::: Selected extract

Title: Association of the dietary index for gut microbiota and dietary inflammation index with metabolic dysfunction-associated steatotic liver disease and metabolic alcohol-associated liver disease
Authors: Wu, Wenhao; Hou, Zebin
Source: Frontiers in Immunology ; volume 16 ; ISSN 1664-3224
Publisher Information: Frontiers Media SA
Publication Year: 2025
Collection: Frontiers (Publisher - via CrossRef)

::::::

** Questions on the material **
(A) List every field label that appears in the bibliographic entry.
(B) Reproduce the part of the bibliographic entry from "Title: Association of" up to and including "- via CrossRef)".
The records after this point are separate material.

::: Extracted information

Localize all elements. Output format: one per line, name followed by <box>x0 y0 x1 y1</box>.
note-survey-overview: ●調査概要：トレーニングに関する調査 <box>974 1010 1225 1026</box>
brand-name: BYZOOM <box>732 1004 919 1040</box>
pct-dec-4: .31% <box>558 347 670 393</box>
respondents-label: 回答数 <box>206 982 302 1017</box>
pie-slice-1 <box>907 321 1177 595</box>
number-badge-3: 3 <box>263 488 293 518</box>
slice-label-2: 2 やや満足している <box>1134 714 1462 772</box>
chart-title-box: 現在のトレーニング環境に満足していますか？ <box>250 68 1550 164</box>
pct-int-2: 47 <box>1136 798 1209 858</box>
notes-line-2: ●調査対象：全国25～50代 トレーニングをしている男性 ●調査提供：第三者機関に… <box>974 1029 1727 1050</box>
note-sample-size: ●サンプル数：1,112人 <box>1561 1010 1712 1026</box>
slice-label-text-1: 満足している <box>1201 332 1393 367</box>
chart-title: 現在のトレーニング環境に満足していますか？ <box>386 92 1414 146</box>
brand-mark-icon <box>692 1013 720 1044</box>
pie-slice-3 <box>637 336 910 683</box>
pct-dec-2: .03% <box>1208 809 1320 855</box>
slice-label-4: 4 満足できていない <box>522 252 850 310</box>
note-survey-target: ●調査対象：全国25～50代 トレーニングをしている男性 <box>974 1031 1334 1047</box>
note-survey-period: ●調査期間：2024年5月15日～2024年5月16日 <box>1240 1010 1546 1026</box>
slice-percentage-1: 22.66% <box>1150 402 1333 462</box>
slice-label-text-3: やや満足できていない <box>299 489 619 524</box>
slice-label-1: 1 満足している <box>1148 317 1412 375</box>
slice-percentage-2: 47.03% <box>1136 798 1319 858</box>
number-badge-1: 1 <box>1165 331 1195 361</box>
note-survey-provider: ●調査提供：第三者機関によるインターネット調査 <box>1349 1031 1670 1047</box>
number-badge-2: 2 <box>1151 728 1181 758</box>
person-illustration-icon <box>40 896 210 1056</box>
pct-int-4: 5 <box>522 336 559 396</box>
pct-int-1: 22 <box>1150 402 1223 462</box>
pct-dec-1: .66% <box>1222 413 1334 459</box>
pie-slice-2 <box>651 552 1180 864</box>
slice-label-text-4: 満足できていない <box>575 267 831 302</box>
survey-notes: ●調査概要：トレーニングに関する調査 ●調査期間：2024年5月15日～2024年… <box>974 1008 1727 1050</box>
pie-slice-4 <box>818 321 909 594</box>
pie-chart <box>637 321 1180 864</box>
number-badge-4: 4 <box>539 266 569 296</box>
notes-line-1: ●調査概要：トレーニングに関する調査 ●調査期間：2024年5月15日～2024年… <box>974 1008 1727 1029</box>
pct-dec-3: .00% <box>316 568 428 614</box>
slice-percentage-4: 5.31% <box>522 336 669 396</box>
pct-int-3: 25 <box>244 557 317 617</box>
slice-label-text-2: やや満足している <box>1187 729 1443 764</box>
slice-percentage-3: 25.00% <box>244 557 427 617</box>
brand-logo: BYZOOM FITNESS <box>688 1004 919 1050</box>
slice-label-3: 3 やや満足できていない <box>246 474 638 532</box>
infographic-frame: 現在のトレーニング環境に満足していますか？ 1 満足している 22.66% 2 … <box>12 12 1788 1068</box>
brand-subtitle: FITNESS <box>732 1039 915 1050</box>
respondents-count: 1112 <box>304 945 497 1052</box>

::::::

** Answers for the exercise **
(A) Title, Authors, Source, Publisher Information, Publication Year, Collection

(B)
Title: Association of the dietary index for gut microbiota and dietary inflammation index with metabolic dysfunction-associated steatotic liver disease and metabolic alcohol-associated liver disease
Authors: Wu, Wenhao; Hou, Zebin
Source: Frontiers in Immunology ; volume 16 ; ISSN 1664-3224
Publisher Information: Frontiers Media SA
Publication Year: 2025
Collection: Frontiers (Publisher - via CrossRef)